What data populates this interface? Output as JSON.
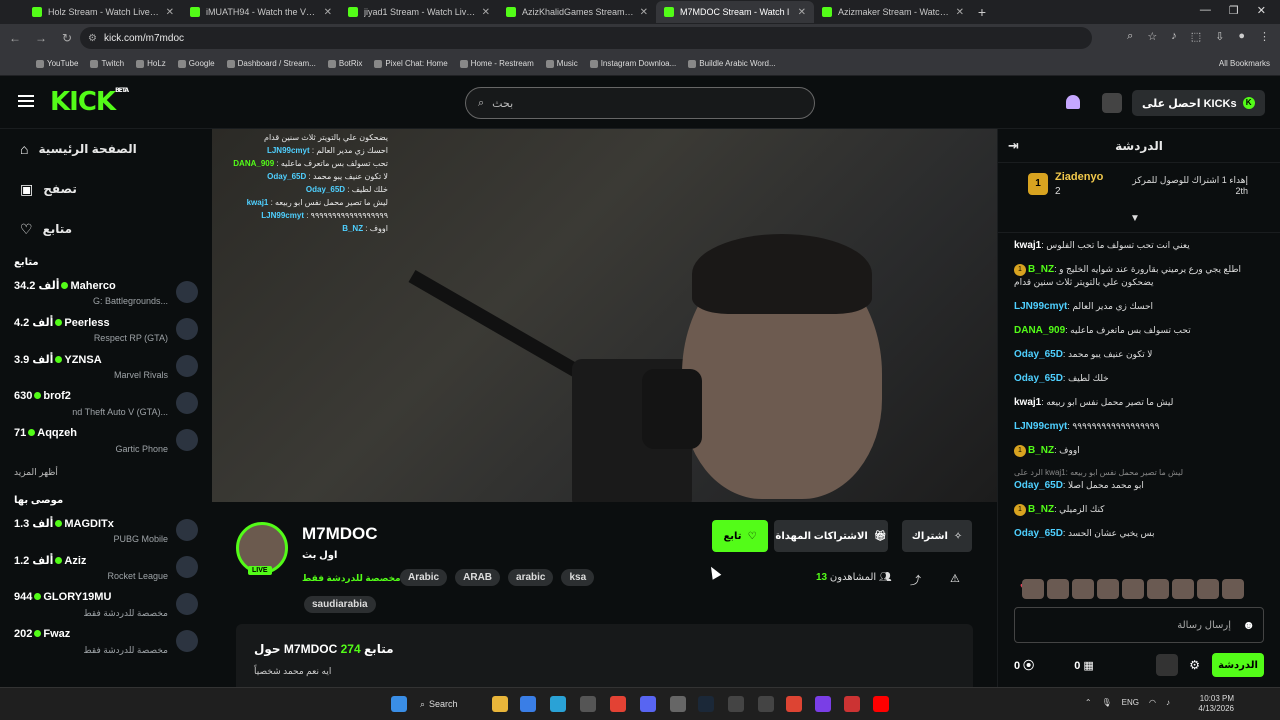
{
  "browser": {
    "tabs": [
      {
        "title": "Holz Stream - Watch Live on Ki"
      },
      {
        "title": "iMUATH94 - Watch the VOD o"
      },
      {
        "title": "jiyad1 Stream - Watch Live on"
      },
      {
        "title": "AzizKhalidGames Stream - Watc"
      },
      {
        "title": "M7MDOC Stream - Watch l"
      },
      {
        "title": "Azizmaker Stream - Watch Liv"
      }
    ],
    "url": "kick.com/m7mdoc",
    "bookmarks": [
      "YouTube",
      "Twitch",
      "HoLz",
      "Google",
      "Dashboard / Stream...",
      "BotRix",
      "Pixel Chat: Home",
      "Home - Restream",
      "Music",
      "Instagram Downloa...",
      "Buildle Arabic Word..."
    ],
    "all_bookmarks": "All Bookmarks"
  },
  "kick": {
    "logo": "KICK",
    "beta": "BETA",
    "search_placeholder": "بحث",
    "get_kicks": "احصل على KICKs"
  },
  "sidebar": {
    "nav": [
      {
        "label": "الصفحة الرئيسية",
        "icon": "home-icon"
      },
      {
        "label": "تصفح",
        "icon": "browse-icon"
      },
      {
        "label": "متابع",
        "icon": "heart-icon"
      }
    ],
    "following_title": "متابع",
    "following": [
      {
        "count": "34.2 ألف",
        "name": "Maherco",
        "game": "G: Battlegrounds..."
      },
      {
        "count": "4.2 ألف",
        "name": "Peerless",
        "game": "Respect RP (GTA)"
      },
      {
        "count": "3.9 ألف",
        "name": "YZNSA",
        "game": "Marvel Rivals"
      },
      {
        "count": "630",
        "name": "brof2",
        "game": "nd Theft Auto V (GTA)..."
      },
      {
        "count": "71",
        "name": "Aqqzeh",
        "game": "Gartic Phone"
      }
    ],
    "show_more": "أظهر المزيد",
    "recommended_title": "موصى بها",
    "recommended": [
      {
        "count": "1.3 ألف",
        "name": "MAGDITx",
        "game": "PUBG Mobile"
      },
      {
        "count": "1.2 ألف",
        "name": "Aziz",
        "game": "Rocket League"
      },
      {
        "count": "944",
        "name": "GLORY19MU",
        "game": "مخصصة للدردشة فقط"
      },
      {
        "count": "202",
        "name": "Fwaz",
        "game": "مخصصة للدردشة فقط"
      }
    ]
  },
  "overlay": [
    {
      "user": "",
      "text": "يضحكون علي بالتويتر ثلاث سنين قدام"
    },
    {
      "user": "LJN99cmyt",
      "text": "احسك زي مدير العالم"
    },
    {
      "user": "DANA_909",
      "text": "تحب تسولف بس ماتعرف ماعليه"
    },
    {
      "user": "Oday_65D",
      "text": "لا تكون عنيف يبو محمد"
    },
    {
      "user": "Oday_65D",
      "text": "خلك لطيف"
    },
    {
      "user": "kwaj1",
      "text": "ليش ما تصير محمل نفس ابو ربيعه"
    },
    {
      "user": "LJN99cmyt",
      "text": "٩٩٩٩٩٩٩٩٩٩٩٩٩٩٩٩٩٩"
    },
    {
      "user": "B_NZ",
      "text": "اووف"
    }
  ],
  "channel": {
    "name": "M7MDOC",
    "title": "اول بث",
    "category": "مخصصة للدردشة فقط",
    "tags": [
      "Arabic",
      "ARAB",
      "arabic",
      "ksa"
    ],
    "tag_extra": "saudiarabia",
    "live": "LIVE",
    "follow": "تابع",
    "gift_subs": "الاشتراكات المهداة",
    "subscribe": "اشتراك",
    "viewers_label": "المشاهدون",
    "viewers": "13",
    "about_title": "حول M7MDOC",
    "followers": "274",
    "followers_label": "متابع",
    "about_text": "ايه نعم محمد شخصياً"
  },
  "chat": {
    "title": "الدردشة",
    "pinned": {
      "badge": "1",
      "user": "Ziadenyo",
      "count": "2",
      "text": "إهداء 1 اشتراك للوصول للمركز 2th"
    },
    "messages": [
      {
        "user": "kwaj1",
        "color": "#ffffff",
        "text": "يعني انت تحب تسولف ما تحب الفلوس"
      },
      {
        "user": "B_NZ",
        "color": "#53fc18",
        "badge": "1",
        "text": "اطلع يجي ورع يرميني بقارورة عند شوايه الخليج و يضحكون علي بالتويتر ثلاث سنين قدام"
      },
      {
        "user": "LJN99cmyt",
        "color": "#4fd0ff",
        "text": "احسك زي مدير العالم"
      },
      {
        "user": "DANA_909",
        "color": "#53fc18",
        "text": "تحب تسولف بس ماتعرف ماعليه"
      },
      {
        "user": "Oday_65D",
        "color": "#4fd0ff",
        "text": "لا تكون عنيف يبو محمد"
      },
      {
        "user": "Oday_65D",
        "color": "#4fd0ff",
        "text": "خلك لطيف"
      },
      {
        "user": "kwaj1",
        "color": "#ffffff",
        "text": "ليش ما تصير محمل نفس ابو ربيعه"
      },
      {
        "user": "LJN99cmyt",
        "color": "#4fd0ff",
        "text": "٩٩٩٩٩٩٩٩٩٩٩٩٩٩٩٩٩٩"
      },
      {
        "user": "B_NZ",
        "color": "#53fc18",
        "badge": "1",
        "text": "اووف"
      },
      {
        "user": "Oday_65D",
        "color": "#4fd0ff",
        "reply": "الرد على kwaj1: ليش ما تصير محمل نفس ابو ربيعه",
        "text": "ابو محمد محمل اصلا"
      },
      {
        "user": "B_NZ",
        "color": "#53fc18",
        "badge": "1",
        "text": "كنك الزميلي"
      },
      {
        "user": "Oday_65D",
        "color": "#4fd0ff",
        "text": "بس يخبي عشان الحسد"
      }
    ],
    "input_placeholder": "إرسال رسالة",
    "send": "الدردشة",
    "stat1": "0",
    "stat2": "0"
  },
  "taskbar": {
    "search": "Search",
    "lang": "ENG",
    "time": "10:03 PM",
    "date": "4/13/2026"
  }
}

## WHAT YOU ARE ASKED TO DO
Every record above should be written out again exactly; the pictures stay out of the copy.

## EXERCISE OUTPUT
What data populates this interface? Output as JSON.
{
  "browser": {
    "tabs": [
      {
        "title": "Holz Stream - Watch Live on Ki"
      },
      {
        "title": "iMUATH94 - Watch the VOD o"
      },
      {
        "title": "jiyad1 Stream - Watch Live on"
      },
      {
        "title": "AzizKhalidGames Stream - Watc"
      },
      {
        "title": "M7MDOC Stream - Watch l"
      },
      {
        "title": "Azizmaker Stream - Watch Liv"
      }
    ],
    "url": "kick.com/m7mdoc",
    "bookmarks": [
      "YouTube",
      "Twitch",
      "HoLz",
      "Google",
      "Dashboard / Stream...",
      "BotRix",
      "Pixel Chat: Home",
      "Home - Restream",
      "Music",
      "Instagram Downloa...",
      "Buildle Arabic Word..."
    ],
    "all_bookmarks": "All Bookmarks"
  },
  "kick": {
    "logo": "KICK",
    "beta": "BETA",
    "search_placeholder": "بحث",
    "get_kicks": "احصل على KICKs"
  },
  "sidebar": {
    "nav": [
      {
        "label": "الصفحة الرئيسية",
        "icon": "home-icon"
      },
      {
        "label": "تصفح",
        "icon": "browse-icon"
      },
      {
        "label": "متابع",
        "icon": "heart-icon"
      }
    ],
    "following_title": "متابع",
    "following": [
      {
        "count": "34.2 ألف",
        "name": "Maherco",
        "game": "G: Battlegrounds..."
      },
      {
        "count": "4.2 ألف",
        "name": "Peerless",
        "game": "Respect RP (GTA)"
      },
      {
        "count": "3.9 ألف",
        "name": "YZNSA",
        "game": "Marvel Rivals"
      },
      {
        "count": "630",
        "name": "brof2",
        "game": "nd Theft Auto V (GTA)..."
      },
      {
        "count": "71",
        "name": "Aqqzeh",
        "game": "Gartic Phone"
      }
    ],
    "show_more": "أظهر المزيد",
    "recommended_title": "موصى بها",
    "recommended": [
      {
        "count": "1.3 ألف",
        "name": "MAGDITx",
        "game": "PUBG Mobile"
      },
      {
        "count": "1.2 ألف",
        "name": "Aziz",
        "game": "Rocket League"
      },
      {
        "count": "944",
        "name": "GLORY19MU",
        "game": "مخصصة للدردشة فقط"
      },
      {
        "count": "202",
        "name": "Fwaz",
        "game": "مخصصة للدردشة فقط"
      }
    ]
  },
  "overlay": [
    {
      "user": "",
      "text": "يضحكون علي بالتويتر ثلاث سنين قدام"
    },
    {
      "user": "LJN99cmyt",
      "text": "احسك زي مدير العالم"
    },
    {
      "user": "DANA_909",
      "text": "تحب تسولف بس ماتعرف ماعليه"
    },
    {
      "user": "Oday_65D",
      "text": "لا تكون عنيف يبو محمد"
    },
    {
      "user": "Oday_65D",
      "text": "خلك لطيف"
    },
    {
      "user": "kwaj1",
      "text": "ليش ما تصير محمل نفس ابو ربيعه"
    },
    {
      "user": "LJN99cmyt",
      "text": "٩٩٩٩٩٩٩٩٩٩٩٩٩٩٩٩٩٩"
    },
    {
      "user": "B_NZ",
      "text": "اووف"
    }
  ],
  "channel": {
    "name": "M7MDOC",
    "title": "اول بث",
    "category": "مخصصة للدردشة فقط",
    "tags": [
      "Arabic",
      "ARAB",
      "arabic",
      "ksa"
    ],
    "tag_extra": "saudiarabia",
    "live": "LIVE",
    "follow": "تابع",
    "gift_subs": "الاشتراكات المهداة",
    "subscribe": "اشتراك",
    "viewers_label": "المشاهدون",
    "viewers": "13",
    "about_title": "حول M7MDOC",
    "followers": "274",
    "followers_label": "متابع",
    "about_text": "ايه نعم محمد شخصياً"
  },
  "chat": {
    "title": "الدردشة",
    "pinned": {
      "badge": "1",
      "user": "Ziadenyo",
      "count": "2",
      "text": "إهداء 1 اشتراك للوصول للمركز 2th"
    },
    "messages": [
      {
        "user": "kwaj1",
        "color": "#ffffff",
        "text": "يعني انت تحب تسولف ما تحب الفلوس"
      },
      {
        "user": "B_NZ",
        "color": "#53fc18",
        "badge": "1",
        "text": "اطلع يجي ورع يرميني بقارورة عند شوايه الخليج و يضحكون علي بالتويتر ثلاث سنين قدام"
      },
      {
        "user": "LJN99cmyt",
        "color": "#4fd0ff",
        "text": "احسك زي مدير العالم"
      },
      {
        "user": "DANA_909",
        "color": "#53fc18",
        "text": "تحب تسولف بس ماتعرف ماعليه"
      },
      {
        "user": "Oday_65D",
        "color": "#4fd0ff",
        "text": "لا تكون عنيف يبو محمد"
      },
      {
        "user": "Oday_65D",
        "color": "#4fd0ff",
        "text": "خلك لطيف"
      },
      {
        "user": "kwaj1",
        "color": "#ffffff",
        "text": "ليش ما تصير محمل نفس ابو ربيعه"
      },
      {
        "user": "LJN99cmyt",
        "color": "#4fd0ff",
        "text": "٩٩٩٩٩٩٩٩٩٩٩٩٩٩٩٩٩٩"
      },
      {
        "user": "B_NZ",
        "color": "#53fc18",
        "badge": "1",
        "text": "اووف"
      },
      {
        "user": "Oday_65D",
        "color": "#4fd0ff",
        "reply": "الرد على kwaj1: ليش ما تصير محمل نفس ابو ربيعه",
        "text": "ابو محمد محمل اصلا"
      },
      {
        "user": "B_NZ",
        "color": "#53fc18",
        "badge": "1",
        "text": "كنك الزميلي"
      },
      {
        "user": "Oday_65D",
        "color": "#4fd0ff",
        "text": "بس يخبي عشان الحسد"
      }
    ],
    "input_placeholder": "إرسال رسالة",
    "send": "الدردشة",
    "stat1": "0",
    "stat2": "0"
  },
  "taskbar": {
    "search": "Search",
    "lang": "ENG",
    "time": "10:03 PM",
    "date": "4/13/2026"
  }
}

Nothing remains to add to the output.